◆ WHAT TO WORK ON ◆
Turn every line of the records below into a single numbered list, skipping blank lines and leaving the pictures out.

◆ INPUT DATA ◆
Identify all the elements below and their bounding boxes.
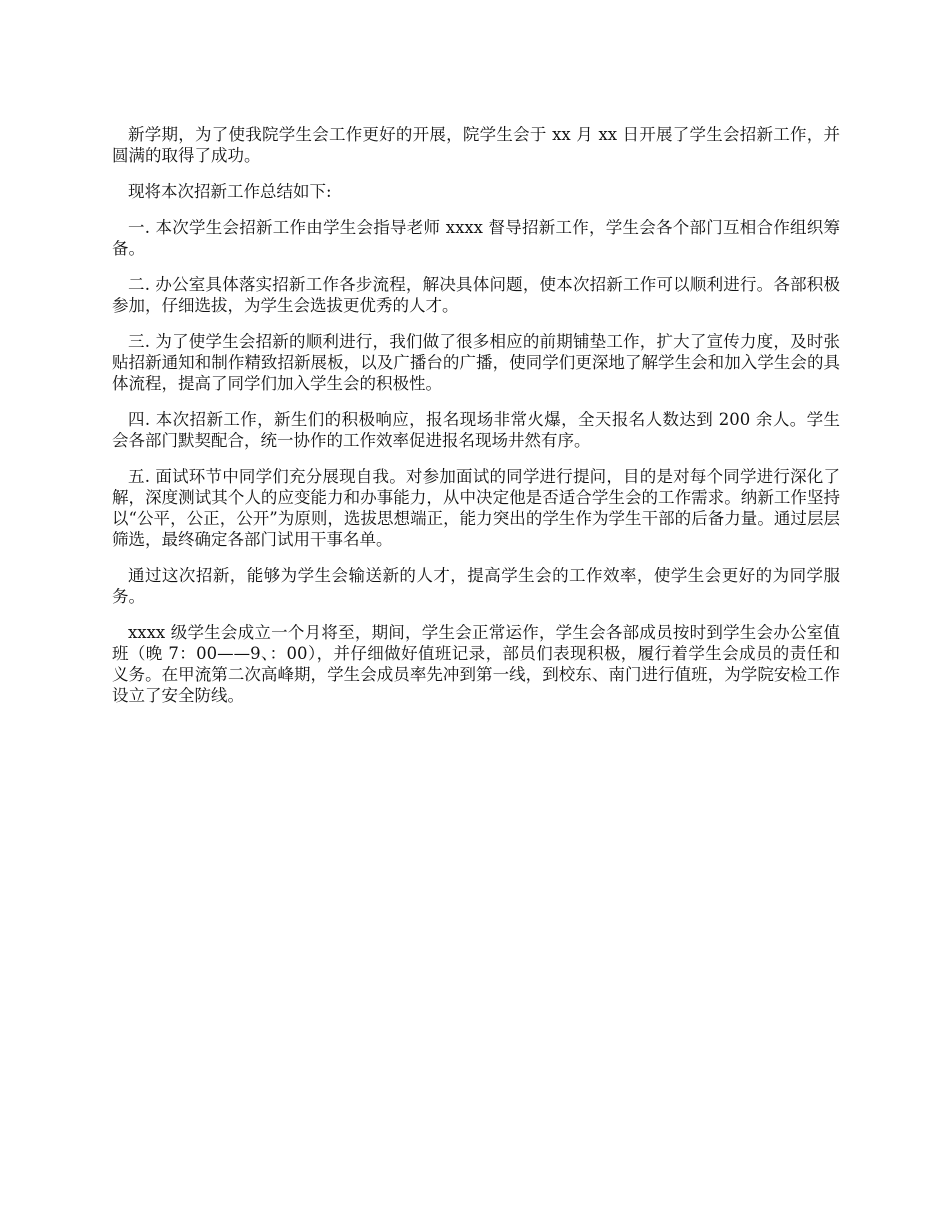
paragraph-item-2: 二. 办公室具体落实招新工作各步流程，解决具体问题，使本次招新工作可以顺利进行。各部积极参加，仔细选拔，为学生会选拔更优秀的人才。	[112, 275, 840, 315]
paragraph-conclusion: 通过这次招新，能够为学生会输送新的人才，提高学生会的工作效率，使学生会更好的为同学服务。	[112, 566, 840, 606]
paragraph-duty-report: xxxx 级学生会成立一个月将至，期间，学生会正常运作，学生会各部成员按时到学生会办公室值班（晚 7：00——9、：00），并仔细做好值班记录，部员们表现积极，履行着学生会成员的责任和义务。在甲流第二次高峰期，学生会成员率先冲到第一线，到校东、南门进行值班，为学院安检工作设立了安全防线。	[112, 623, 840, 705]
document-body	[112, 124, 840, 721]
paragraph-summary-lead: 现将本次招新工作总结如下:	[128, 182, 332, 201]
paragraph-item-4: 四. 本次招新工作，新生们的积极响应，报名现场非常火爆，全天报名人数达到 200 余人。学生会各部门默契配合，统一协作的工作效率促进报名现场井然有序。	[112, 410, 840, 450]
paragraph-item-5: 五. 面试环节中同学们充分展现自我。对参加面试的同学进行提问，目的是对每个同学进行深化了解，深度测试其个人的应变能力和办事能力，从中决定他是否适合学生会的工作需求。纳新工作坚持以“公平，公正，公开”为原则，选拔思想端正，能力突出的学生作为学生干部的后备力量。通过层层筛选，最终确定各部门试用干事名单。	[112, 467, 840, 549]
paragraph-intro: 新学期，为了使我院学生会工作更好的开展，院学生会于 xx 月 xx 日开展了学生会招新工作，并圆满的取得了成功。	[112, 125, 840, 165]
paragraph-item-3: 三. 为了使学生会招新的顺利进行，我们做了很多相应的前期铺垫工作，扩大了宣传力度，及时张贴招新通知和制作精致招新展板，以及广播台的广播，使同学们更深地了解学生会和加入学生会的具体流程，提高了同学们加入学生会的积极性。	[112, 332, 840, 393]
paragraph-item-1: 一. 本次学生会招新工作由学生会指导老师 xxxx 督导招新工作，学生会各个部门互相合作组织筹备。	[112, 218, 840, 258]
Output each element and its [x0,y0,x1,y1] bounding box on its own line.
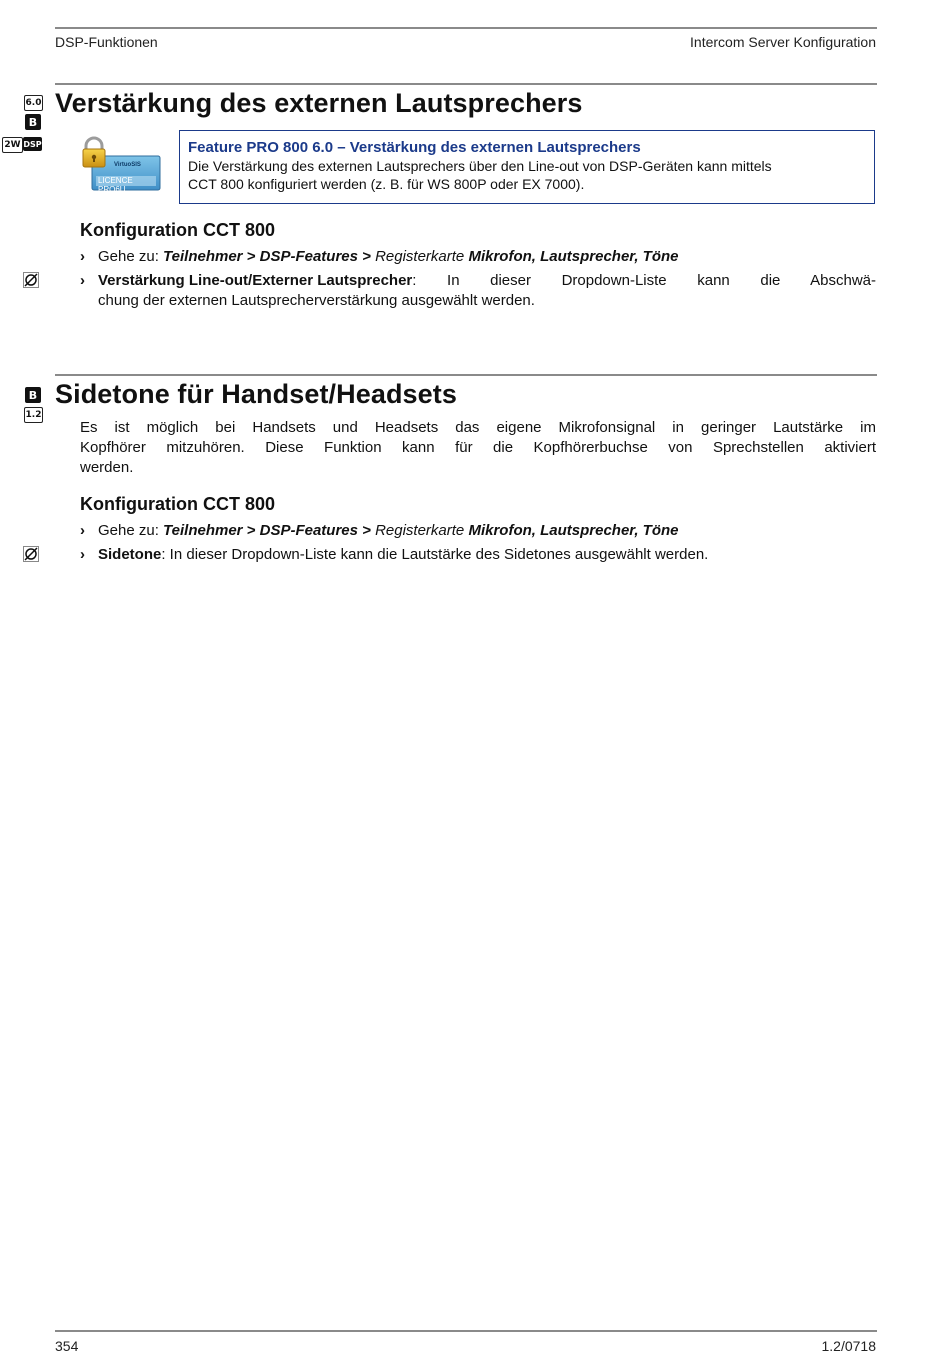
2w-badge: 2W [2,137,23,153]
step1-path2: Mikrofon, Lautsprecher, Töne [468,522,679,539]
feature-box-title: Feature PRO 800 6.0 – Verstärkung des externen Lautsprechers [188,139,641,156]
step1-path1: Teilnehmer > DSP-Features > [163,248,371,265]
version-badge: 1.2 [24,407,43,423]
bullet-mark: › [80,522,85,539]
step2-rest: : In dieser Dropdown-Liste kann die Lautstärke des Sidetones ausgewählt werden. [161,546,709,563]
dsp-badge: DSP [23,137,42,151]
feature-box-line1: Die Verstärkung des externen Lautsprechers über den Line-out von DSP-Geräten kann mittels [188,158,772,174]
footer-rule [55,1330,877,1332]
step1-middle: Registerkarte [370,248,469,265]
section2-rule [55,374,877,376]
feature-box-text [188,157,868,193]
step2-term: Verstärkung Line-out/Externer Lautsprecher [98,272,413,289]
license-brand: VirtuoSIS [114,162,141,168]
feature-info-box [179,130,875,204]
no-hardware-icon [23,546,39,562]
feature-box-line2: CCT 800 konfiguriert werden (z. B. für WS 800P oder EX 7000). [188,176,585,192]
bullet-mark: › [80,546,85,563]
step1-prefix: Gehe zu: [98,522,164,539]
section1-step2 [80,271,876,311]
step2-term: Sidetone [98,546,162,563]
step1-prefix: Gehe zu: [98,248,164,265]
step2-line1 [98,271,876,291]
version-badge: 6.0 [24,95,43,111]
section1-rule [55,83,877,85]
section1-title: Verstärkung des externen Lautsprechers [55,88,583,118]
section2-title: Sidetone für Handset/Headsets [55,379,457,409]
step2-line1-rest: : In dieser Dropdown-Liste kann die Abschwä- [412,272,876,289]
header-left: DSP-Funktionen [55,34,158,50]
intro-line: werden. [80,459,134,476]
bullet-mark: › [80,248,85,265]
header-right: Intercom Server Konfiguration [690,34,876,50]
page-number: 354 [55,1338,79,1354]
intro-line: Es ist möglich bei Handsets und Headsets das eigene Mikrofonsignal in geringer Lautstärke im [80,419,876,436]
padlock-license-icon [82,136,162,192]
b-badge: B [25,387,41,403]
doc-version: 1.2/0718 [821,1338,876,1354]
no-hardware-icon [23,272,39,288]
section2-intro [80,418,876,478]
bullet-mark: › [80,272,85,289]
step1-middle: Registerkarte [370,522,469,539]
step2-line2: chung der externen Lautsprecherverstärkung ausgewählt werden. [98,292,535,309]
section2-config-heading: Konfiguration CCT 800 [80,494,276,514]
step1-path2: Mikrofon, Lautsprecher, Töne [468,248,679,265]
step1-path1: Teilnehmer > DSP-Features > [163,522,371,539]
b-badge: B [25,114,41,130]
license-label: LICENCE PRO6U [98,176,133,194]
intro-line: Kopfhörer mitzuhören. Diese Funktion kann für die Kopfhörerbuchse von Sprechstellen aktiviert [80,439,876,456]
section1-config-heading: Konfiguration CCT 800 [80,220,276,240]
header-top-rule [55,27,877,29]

◆ ANSWER FOR THE TASK ◆
1. Identify all the elements below and their bounding boxes.
2. paragraph-item-2: 二. 办公室具体落实招新工作各步流程，解决具体问题，使本次招新工作可以顺利进行。各部积极参加，仔细选拔，为学生会选拔更优秀的人才。	[112, 275, 840, 315]
3. paragraph-conclusion: 通过这次招新，能够为学生会输送新的人才，提高学生会的工作效率，使学生会更好的为同学服务。	[112, 566, 840, 606]
4. paragraph-duty-report: xxxx 级学生会成立一个月将至，期间，学生会正常运作，学生会各部成员按时到学生会办公室值班（晚 7：00——9、：00），并仔细做好值班记录，部员们表现积极，履行着学生会成员的责任和义务。在甲流第二次高峰期，学生会成员率先冲到第一线，到校东、南门进行值班，为学院安检工作设立了安全防线。	[112, 623, 840, 705]
5. document-body	[112, 124, 840, 721]
6. paragraph-summary-lead: 现将本次招新工作总结如下:	[128, 182, 332, 201]
7. paragraph-item-4: 四. 本次招新工作，新生们的积极响应，报名现场非常火爆，全天报名人数达到 200 余人。学生会各部门默契配合，统一协作的工作效率促进报名现场井然有序。	[112, 410, 840, 450]
8. paragraph-item-5: 五. 面试环节中同学们充分展现自我。对参加面试的同学进行提问，目的是对每个同学进行深化了解，深度测试其个人的应变能力和办事能力，从中决定他是否适合学生会的工作需求。纳新工作坚持以“公平，公正，公开”为原则，选拔思想端正，能力突出的学生作为学生干部的后备力量。通过层层筛选，最终确定各部门试用干事名单。	[112, 467, 840, 549]
9. paragraph-intro: 新学期，为了使我院学生会工作更好的开展，院学生会于 xx 月 xx 日开展了学生会招新工作，并圆满的取得了成功。	[112, 125, 840, 165]
10. paragraph-item-3: 三. 为了使学生会招新的顺利进行，我们做了很多相应的前期铺垫工作，扩大了宣传力度，及时张贴招新通知和制作精致招新展板，以及广播台的广播，使同学们更深地了解学生会和加入学生会的具体流程，提高了同学们加入学生会的积极性。	[112, 332, 840, 393]
11. paragraph-item-1: 一. 本次学生会招新工作由学生会指导老师 xxxx 督导招新工作，学生会各个部门互相合作组织筹备。	[112, 218, 840, 258]
12. Output each element and its [x0,y0,x1,y1] bounding box on its own line.
13. 2w-badge: 2W [2,137,23,153]
14. step1-path2: Mikrofon, Lautsprecher, Töne [468,522,679,539]
15. feature-box-title: Feature PRO 800 6.0 – Verstärkung des externen Lautsprechers [188,139,641,156]
16. step1-path1: Teilnehmer > DSP-Features > [163,248,371,265]
17. version-badge: 1.2 [24,407,43,423]
18. bullet-mark: › [80,522,85,539]
19. step2-rest: : In dieser Dropdown-Liste kann die Lautstärke des Sidetones ausgewählt werden. [161,546,709,563]
20. dsp-badge: DSP [23,137,42,151]
21. feature-box-line1: Die Verstärkung des externen Lautsprechers über den Line-out von DSP-Geräten kann mittels [188,158,772,174]
22. footer-rule [55,1330,877,1332]
23. step1-middle: Registerkarte [370,248,469,265]
24. section2-rule [55,374,877,376]
25. feature-box-text [188,157,868,193]
26. step2-term: Verstärkung Line-out/Externer Lautsprecher [98,272,413,289]
27. license-brand: VirtuoSIS [114,162,141,168]
28. feature-info-box [179,130,875,204]
29. no-hardware-icon [23,546,39,562]
30. feature-box-line2: CCT 800 konfiguriert werden (z. B. für WS 800P oder EX 7000). [188,176,585,192]
31. bullet-mark: › [80,546,85,563]
32. step1-prefix: Gehe zu: [98,522,164,539]
33. section1-step2 [80,271,876,311]
34. step2-term: Sidetone [98,546,162,563]
35. step1-prefix: Gehe zu: [98,248,164,265]
36. step2-line1 [98,271,876,291]
37. version-badge: 6.0 [24,95,43,111]
38. section1-rule [55,83,877,85]
39. section1-title: Verstärkung des externen Lautsprechers [55,88,583,118]
40. section2-title: Sidetone für Handset/Headsets [55,379,457,409]
41. step2-line1-rest: : In dieser Dropdown-Liste kann die Abschwä- [412,272,876,289]
42. header-left: DSP-Funktionen [55,34,158,50]
43. intro-line: werden. [80,459,134,476]
44. bullet-mark: › [80,248,85,265]
45. header-right: Intercom Server Konfiguration [690,34,876,50]
46. page-number: 354 [55,1338,79,1354]
47. intro-line: Es ist möglich bei Handsets und Headsets das eigene Mikrofonsignal in geringer Lautstärke im [80,419,876,436]
48. padlock-license-icon [82,136,162,192]
49. b-badge: B [25,387,41,403]
50. doc-version: 1.2/0718 [821,1338,876,1354]
51. no-hardware-icon [23,272,39,288]
52. section2-intro [80,418,876,478]
53. bullet-mark: › [80,272,85,289]
54. step1-middle: Registerkarte [370,522,469,539]
55. step2-line2: chung der externen Lautsprecherverstärkung ausgewählt werden. [98,292,535,309]
56. section2-config-heading: Konfiguration CCT 800 [80,494,276,514]
57. step1-path2: Mikrofon, Lautsprecher, Töne [468,248,679,265]
58. step1-path1: Teilnehmer > DSP-Features > [163,522,371,539]
59. b-badge: B [25,114,41,130]
60. license-label: LICENCE PRO6U [98,176,133,194]
61. intro-line: Kopfhörer mitzuhören. Diese Funktion kann für die Kopfhörerbuchse von Sprechstellen aktiviert [80,439,876,456]
62. section1-config-heading: Konfiguration CCT 800 [80,220,276,240]
63. header-top-rule [55,27,877,29]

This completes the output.